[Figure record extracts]

----------------------------------------

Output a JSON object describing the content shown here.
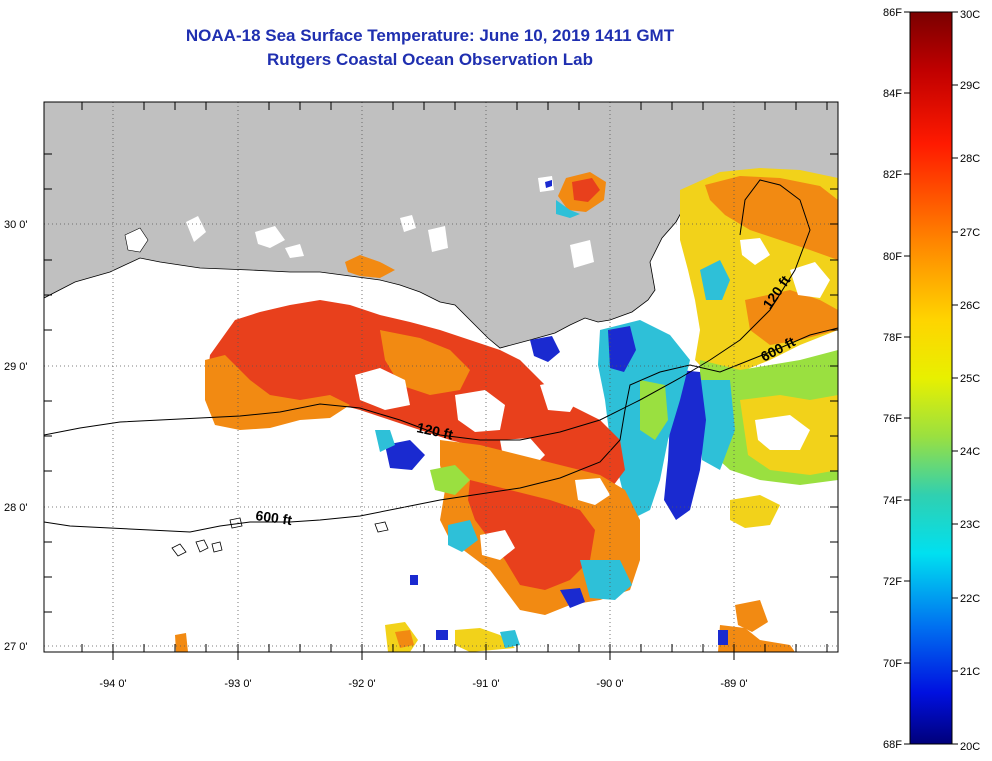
{
  "title": {
    "line1": "NOAA-18 Sea Surface Temperature:  June 10, 2019 1411 GMT",
    "line2": "Rutgers Coastal Ocean Observation Lab"
  },
  "axes": {
    "lat_labels": [
      "30 0'",
      "29 0'",
      "28 0'",
      "27 0'"
    ],
    "lon_labels": [
      "-94 0'",
      "-93 0'",
      "-92 0'",
      "-91 0'",
      "-90 0'",
      "-89 0'"
    ]
  },
  "contours": {
    "label_120_west": "120 ft",
    "label_600_west": "600 ft",
    "label_120_east": "120 ft",
    "label_600_east": "600 ft"
  },
  "colorbar": {
    "fahrenheit": [
      "86F",
      "84F",
      "82F",
      "80F",
      "78F",
      "76F",
      "74F",
      "72F",
      "70F",
      "68F"
    ],
    "celsius": [
      "30C",
      "29C",
      "28C",
      "27C",
      "26C",
      "25C",
      "24C",
      "23C",
      "22C",
      "21C",
      "20C"
    ]
  },
  "colors": {
    "land": "#c0c0c0",
    "title": "#1f2fb0",
    "warm": "#e8401c",
    "orange": "#f28a12",
    "yellow": "#f2d21a",
    "cyan": "#2ec0d8",
    "blue": "#1a2ad0"
  }
}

----------------------------------------

_WORK REQUIRED_
Keep every word of the data as it is when you write it out, but drop the pictures.

_RESPONSE_
Output a JSON object describing the content shown here.
{
  "title": {
    "line1": "NOAA-18 Sea Surface Temperature:  June 10, 2019 1411 GMT",
    "line2": "Rutgers Coastal Ocean Observation Lab"
  },
  "axes": {
    "lat_labels": [
      "30 0'",
      "29 0'",
      "28 0'",
      "27 0'"
    ],
    "lon_labels": [
      "-94 0'",
      "-93 0'",
      "-92 0'",
      "-91 0'",
      "-90 0'",
      "-89 0'"
    ]
  },
  "contours": {
    "label_120_west": "120 ft",
    "label_600_west": "600 ft",
    "label_120_east": "120 ft",
    "label_600_east": "600 ft"
  },
  "colorbar": {
    "fahrenheit": [
      "86F",
      "84F",
      "82F",
      "80F",
      "78F",
      "76F",
      "74F",
      "72F",
      "70F",
      "68F"
    ],
    "celsius": [
      "30C",
      "29C",
      "28C",
      "27C",
      "26C",
      "25C",
      "24C",
      "23C",
      "22C",
      "21C",
      "20C"
    ]
  },
  "colors": {
    "land": "#c0c0c0",
    "title": "#1f2fb0",
    "warm": "#e8401c",
    "orange": "#f28a12",
    "yellow": "#f2d21a",
    "cyan": "#2ec0d8",
    "blue": "#1a2ad0"
  }
}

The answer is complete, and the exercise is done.